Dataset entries
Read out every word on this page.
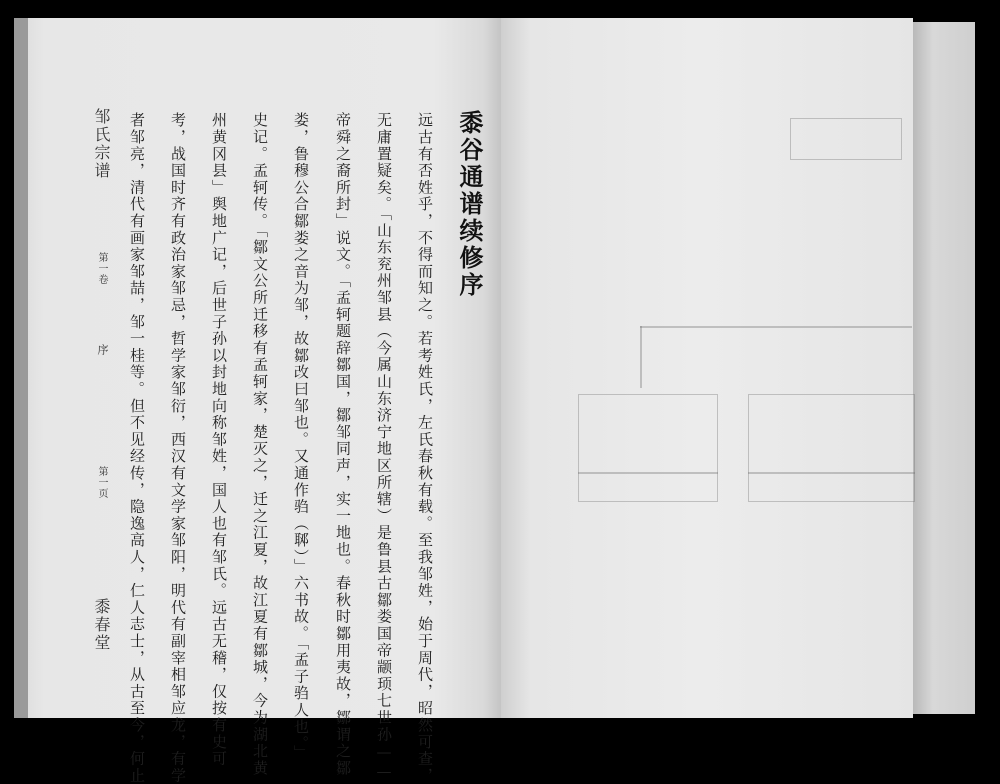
黍谷通谱续修序
远古有否姓乎，不得而知之。若考姓氏，左氏春秋有载。至我邹姓，始于周代，昭然可查，
无庸置疑矣。「山东兖州邹县（今属山东济宁地区所辖）是鲁县古鄒娄国帝颛顼七世孙——
帝舜之裔所封」说文。「孟轲题辞鄒国，鄒邹同声，实一地也。春秋时鄒用夷故，鄒谓之鄒
娄，鲁穆公合鄒娄之音为邹，故鄒改曰邹也。又通作驺（郰）」六书故。「孟子驺人也。」
史记。孟轲传。「鄒文公所迁移有孟轲家，楚灭之，迁之江夏，故江夏有鄒城，今为湖北黄
州黄冈县」舆地广记，后世子孙以封地向称邹姓，国人也有邹氏。远古无稽，仅按有史可
考，战国时齐有政治家邹忌，哲学家邹衍，西汉有文学家邹阳，明代有副宰相邹应龙，有学
者邹亮，清代有画家邹喆，邹一桂等。但不见经传，隐逸高人，仁人志士，从古至今，何止
邹氏宗谱
第一卷
序
第一页
黍春堂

• _YOUR TASK_
Go through the listing above and write it out again exactly, dropping the pictures.

• _RESULT OF THE TASK_
Read out every word on this page.
黍谷通谱续修序
远古有否姓乎，不得而知之。若考姓氏，左氏春秋有载。至我邹姓，始于周代，昭然可查，
无庸置疑矣。「山东兖州邹县（今属山东济宁地区所辖）是鲁县古鄒娄国帝颛顼七世孙——
帝舜之裔所封」说文。「孟轲题辞鄒国，鄒邹同声，实一地也。春秋时鄒用夷故，鄒谓之鄒
娄，鲁穆公合鄒娄之音为邹，故鄒改曰邹也。又通作驺（郰）」六书故。「孟子驺人也。」
史记。孟轲传。「鄒文公所迁移有孟轲家，楚灭之，迁之江夏，故江夏有鄒城，今为湖北黄
州黄冈县」舆地广记，后世子孙以封地向称邹姓，国人也有邹氏。远古无稽，仅按有史可
考，战国时齐有政治家邹忌，哲学家邹衍，西汉有文学家邹阳，明代有副宰相邹应龙，有学
者邹亮，清代有画家邹喆，邹一桂等。但不见经传，隐逸高人，仁人志士，从古至今，何止
邹氏宗谱
第一卷
序
第一页
黍春堂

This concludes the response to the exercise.